* OBJECTIVE:
Track down the lines that contain "和柳亚子先生" and copy them.
____________
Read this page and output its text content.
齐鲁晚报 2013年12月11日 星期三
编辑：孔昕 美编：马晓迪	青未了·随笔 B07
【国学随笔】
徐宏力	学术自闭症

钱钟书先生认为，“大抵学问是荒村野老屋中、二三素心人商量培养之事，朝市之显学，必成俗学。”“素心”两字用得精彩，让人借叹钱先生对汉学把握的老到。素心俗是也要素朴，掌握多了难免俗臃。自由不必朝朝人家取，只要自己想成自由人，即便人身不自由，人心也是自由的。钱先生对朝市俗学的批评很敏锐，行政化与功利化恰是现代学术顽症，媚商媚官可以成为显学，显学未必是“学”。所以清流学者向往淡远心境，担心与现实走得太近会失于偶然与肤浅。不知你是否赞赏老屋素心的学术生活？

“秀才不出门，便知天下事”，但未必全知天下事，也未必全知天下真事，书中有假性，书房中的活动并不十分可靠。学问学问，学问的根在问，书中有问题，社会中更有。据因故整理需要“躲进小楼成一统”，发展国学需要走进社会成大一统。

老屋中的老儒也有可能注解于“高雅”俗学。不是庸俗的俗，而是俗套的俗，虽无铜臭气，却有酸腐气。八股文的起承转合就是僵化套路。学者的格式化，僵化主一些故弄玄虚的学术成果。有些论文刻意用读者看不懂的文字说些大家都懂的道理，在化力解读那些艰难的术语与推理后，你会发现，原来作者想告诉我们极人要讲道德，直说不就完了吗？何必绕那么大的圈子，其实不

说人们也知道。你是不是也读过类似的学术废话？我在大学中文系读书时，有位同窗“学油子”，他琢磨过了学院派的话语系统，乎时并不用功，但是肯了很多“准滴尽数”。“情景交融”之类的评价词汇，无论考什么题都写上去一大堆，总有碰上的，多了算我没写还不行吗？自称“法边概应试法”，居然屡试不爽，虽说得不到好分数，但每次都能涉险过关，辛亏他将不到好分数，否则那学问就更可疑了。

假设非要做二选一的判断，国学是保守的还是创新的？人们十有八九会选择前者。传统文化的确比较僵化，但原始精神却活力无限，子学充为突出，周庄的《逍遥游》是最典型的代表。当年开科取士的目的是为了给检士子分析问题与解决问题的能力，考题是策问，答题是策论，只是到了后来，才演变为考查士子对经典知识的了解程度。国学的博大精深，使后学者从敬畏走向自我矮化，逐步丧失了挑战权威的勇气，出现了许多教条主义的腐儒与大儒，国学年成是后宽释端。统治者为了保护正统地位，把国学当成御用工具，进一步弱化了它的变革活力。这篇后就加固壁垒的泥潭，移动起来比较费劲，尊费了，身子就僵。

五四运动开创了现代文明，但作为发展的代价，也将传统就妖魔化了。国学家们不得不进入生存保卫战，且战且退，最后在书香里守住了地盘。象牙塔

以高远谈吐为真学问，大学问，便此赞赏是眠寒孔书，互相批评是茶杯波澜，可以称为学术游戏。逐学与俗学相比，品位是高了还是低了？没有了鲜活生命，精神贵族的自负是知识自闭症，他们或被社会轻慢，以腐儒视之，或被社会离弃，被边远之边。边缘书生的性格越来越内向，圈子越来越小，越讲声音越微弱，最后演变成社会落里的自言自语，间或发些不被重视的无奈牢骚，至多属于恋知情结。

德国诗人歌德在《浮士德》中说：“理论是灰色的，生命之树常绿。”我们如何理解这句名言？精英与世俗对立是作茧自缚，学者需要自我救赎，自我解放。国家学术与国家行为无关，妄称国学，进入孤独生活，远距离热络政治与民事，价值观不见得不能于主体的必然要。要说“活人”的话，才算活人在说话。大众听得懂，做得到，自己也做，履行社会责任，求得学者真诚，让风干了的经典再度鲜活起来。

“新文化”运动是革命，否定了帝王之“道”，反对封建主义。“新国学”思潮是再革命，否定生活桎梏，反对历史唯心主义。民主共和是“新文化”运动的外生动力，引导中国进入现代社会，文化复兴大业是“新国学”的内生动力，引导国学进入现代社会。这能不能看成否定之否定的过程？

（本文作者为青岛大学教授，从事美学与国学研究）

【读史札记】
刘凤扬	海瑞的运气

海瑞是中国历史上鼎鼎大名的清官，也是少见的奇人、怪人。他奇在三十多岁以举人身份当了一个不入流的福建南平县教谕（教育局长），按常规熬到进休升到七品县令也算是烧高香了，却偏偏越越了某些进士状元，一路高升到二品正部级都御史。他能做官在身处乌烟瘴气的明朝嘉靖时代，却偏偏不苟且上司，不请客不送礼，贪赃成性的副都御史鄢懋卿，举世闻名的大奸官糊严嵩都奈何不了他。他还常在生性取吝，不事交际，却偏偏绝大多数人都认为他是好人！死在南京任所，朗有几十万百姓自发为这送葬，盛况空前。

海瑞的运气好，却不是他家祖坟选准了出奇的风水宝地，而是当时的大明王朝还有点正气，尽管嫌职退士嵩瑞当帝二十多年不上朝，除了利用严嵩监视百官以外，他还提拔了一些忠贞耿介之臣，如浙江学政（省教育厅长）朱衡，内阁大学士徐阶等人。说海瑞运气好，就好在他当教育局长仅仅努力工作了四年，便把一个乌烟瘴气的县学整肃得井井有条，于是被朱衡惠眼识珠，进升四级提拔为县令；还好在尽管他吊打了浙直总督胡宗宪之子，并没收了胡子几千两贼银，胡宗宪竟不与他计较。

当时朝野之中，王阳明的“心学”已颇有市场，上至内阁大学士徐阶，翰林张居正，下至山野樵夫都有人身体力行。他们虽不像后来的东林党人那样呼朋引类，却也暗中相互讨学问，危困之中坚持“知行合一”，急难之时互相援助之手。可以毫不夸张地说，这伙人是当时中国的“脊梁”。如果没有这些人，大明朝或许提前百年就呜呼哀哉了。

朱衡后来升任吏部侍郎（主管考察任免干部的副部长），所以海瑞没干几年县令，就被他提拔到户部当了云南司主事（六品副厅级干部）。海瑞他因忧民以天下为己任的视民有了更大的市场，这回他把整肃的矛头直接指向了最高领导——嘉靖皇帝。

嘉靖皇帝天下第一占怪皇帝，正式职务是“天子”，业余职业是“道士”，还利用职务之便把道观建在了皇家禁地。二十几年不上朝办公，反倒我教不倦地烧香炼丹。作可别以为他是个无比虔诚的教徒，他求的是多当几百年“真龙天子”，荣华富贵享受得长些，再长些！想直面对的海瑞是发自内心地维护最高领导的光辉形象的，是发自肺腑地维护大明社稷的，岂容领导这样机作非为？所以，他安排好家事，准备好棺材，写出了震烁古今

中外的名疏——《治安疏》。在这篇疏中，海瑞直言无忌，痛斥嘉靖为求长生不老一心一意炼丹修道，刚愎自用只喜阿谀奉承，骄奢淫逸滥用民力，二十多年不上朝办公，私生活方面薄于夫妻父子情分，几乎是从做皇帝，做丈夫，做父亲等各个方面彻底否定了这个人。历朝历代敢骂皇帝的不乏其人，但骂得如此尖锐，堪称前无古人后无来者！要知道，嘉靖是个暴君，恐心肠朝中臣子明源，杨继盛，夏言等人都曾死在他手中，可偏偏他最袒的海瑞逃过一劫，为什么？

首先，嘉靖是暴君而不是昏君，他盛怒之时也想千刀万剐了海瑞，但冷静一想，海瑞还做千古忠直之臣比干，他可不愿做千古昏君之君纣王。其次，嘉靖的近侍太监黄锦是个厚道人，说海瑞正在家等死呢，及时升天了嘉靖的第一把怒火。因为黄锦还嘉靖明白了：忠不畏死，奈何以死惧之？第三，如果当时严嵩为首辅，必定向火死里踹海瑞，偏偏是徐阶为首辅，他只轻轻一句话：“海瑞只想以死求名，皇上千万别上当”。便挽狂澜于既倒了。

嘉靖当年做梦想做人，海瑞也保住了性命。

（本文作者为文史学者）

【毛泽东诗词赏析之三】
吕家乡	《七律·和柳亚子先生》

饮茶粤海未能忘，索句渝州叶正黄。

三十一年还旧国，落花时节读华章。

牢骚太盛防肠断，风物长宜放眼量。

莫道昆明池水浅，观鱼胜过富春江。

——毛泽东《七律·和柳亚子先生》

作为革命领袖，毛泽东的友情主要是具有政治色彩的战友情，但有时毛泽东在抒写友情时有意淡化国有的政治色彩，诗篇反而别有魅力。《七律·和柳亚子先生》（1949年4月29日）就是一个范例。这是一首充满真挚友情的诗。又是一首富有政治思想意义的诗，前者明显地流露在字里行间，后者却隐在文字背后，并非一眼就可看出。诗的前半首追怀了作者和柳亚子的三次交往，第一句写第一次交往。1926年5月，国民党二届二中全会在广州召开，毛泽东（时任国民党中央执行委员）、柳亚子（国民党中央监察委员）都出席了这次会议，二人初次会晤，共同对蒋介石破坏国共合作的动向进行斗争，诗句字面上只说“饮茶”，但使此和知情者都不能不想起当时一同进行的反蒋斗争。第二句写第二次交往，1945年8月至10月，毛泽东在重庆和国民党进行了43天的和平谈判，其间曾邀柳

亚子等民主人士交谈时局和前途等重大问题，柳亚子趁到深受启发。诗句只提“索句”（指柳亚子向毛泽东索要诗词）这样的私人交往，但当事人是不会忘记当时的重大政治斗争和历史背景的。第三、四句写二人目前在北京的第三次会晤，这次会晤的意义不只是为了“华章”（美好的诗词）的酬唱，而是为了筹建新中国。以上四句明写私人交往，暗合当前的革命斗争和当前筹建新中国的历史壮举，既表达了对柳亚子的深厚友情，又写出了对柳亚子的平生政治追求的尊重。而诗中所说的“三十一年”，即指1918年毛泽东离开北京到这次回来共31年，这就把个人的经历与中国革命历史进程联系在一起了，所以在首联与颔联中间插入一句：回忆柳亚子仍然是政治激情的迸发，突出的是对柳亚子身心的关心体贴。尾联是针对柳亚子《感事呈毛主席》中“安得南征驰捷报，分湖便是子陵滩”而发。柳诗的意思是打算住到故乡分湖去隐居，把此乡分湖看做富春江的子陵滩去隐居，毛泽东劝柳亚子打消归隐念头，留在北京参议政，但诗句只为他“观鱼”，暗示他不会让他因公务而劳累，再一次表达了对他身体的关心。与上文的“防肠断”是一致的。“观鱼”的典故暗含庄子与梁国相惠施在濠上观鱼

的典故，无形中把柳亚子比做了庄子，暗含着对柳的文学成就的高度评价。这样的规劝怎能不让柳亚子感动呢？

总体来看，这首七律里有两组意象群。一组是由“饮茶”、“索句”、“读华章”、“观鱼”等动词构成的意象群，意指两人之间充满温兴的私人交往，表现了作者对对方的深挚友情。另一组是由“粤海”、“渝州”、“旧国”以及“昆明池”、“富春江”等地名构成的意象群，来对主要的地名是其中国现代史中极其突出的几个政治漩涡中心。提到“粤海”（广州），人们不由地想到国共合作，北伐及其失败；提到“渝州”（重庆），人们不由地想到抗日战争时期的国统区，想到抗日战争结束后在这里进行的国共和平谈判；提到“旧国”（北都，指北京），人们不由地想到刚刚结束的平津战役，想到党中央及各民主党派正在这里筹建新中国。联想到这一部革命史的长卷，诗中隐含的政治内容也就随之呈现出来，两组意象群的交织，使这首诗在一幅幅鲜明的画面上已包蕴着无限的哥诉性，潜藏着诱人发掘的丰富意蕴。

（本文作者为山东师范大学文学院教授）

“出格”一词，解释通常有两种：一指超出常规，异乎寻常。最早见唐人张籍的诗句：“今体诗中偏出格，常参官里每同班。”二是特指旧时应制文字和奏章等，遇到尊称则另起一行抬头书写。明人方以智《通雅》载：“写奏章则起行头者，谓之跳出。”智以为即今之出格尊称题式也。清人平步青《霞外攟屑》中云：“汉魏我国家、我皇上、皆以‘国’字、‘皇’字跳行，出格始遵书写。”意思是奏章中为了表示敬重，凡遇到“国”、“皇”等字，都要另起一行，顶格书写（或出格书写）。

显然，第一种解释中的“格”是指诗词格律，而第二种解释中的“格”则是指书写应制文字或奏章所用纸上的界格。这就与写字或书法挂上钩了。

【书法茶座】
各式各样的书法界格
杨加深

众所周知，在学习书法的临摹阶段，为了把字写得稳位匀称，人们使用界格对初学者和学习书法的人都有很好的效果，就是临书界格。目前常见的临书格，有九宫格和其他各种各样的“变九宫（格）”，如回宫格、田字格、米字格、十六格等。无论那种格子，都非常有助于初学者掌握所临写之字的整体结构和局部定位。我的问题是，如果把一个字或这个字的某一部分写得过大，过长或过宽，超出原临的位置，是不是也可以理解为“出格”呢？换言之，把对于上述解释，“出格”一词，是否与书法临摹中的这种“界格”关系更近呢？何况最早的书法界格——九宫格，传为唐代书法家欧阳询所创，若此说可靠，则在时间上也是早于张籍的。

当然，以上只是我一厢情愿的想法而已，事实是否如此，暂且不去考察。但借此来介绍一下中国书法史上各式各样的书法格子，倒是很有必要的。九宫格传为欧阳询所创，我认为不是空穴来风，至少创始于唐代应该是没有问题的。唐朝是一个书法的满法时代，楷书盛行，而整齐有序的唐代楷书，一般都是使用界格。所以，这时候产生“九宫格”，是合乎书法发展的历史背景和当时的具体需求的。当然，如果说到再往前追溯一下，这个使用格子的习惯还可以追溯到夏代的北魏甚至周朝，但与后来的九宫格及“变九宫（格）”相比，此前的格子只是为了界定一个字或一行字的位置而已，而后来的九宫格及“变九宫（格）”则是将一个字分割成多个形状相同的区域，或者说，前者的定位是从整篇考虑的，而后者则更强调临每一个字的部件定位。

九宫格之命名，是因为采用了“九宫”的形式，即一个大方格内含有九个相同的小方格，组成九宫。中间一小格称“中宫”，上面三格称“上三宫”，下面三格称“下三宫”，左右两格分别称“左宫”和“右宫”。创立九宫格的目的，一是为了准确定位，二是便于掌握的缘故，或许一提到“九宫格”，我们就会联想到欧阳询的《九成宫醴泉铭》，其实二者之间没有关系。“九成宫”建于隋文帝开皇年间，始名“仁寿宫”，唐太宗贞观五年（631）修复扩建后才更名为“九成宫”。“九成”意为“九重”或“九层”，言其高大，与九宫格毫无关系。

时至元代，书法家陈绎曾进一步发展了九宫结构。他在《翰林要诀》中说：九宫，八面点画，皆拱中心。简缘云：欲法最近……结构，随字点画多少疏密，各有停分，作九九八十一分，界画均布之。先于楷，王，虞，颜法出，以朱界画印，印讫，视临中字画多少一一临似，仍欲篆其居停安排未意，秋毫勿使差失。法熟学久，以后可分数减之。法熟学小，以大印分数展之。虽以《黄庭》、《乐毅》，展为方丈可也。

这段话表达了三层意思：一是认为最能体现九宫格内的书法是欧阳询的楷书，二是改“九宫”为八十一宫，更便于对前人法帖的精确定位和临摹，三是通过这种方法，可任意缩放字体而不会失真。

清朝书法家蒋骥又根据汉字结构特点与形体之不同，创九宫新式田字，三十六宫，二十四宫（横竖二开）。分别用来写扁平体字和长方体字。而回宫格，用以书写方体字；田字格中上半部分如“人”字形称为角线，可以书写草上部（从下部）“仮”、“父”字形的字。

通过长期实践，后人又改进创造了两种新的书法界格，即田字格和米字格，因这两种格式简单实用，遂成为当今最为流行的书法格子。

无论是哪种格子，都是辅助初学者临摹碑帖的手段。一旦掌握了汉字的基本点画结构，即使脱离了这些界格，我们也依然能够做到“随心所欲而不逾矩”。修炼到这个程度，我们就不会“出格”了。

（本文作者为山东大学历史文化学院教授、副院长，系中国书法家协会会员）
____________
* CORRECT RESULT:
吕家乡	《七律·和柳亚子先生》
——毛泽东《七律·和柳亚子先生》
作为革命领袖，毛泽东的友情主要是具有政治色彩的战友情，但有时毛泽东在抒写友情时有意淡化国有的政治色彩，诗篇反而别有魅力。《七律·和柳亚子先生》（1949年4月29日）就是一个范例。这是一首充满真挚友情的诗。又是一首富有政治思想意义的诗，前者明显地流露在字里行间，后者却隐在文字背后，并非一眼就可看出。诗的前半首追怀了作者和柳亚子的三次交往，第一句写第一次交往。1926年5月，国民党二届二中全会在广州召开，毛泽东（时任国民党中央执行委员）、柳亚子（国民党中央监察委员）都出席了这次会议，二人初次会晤，共同对蒋介石破坏国共合作的动向进行斗争，诗句字面上只说“饮茶”，但使此和知情者都不能不想起当时一同进行的反蒋斗争。第二句写第二次交往，1945年8月至10月，毛泽东在重庆和国民党进行了43天的和平谈判，其间曾邀柳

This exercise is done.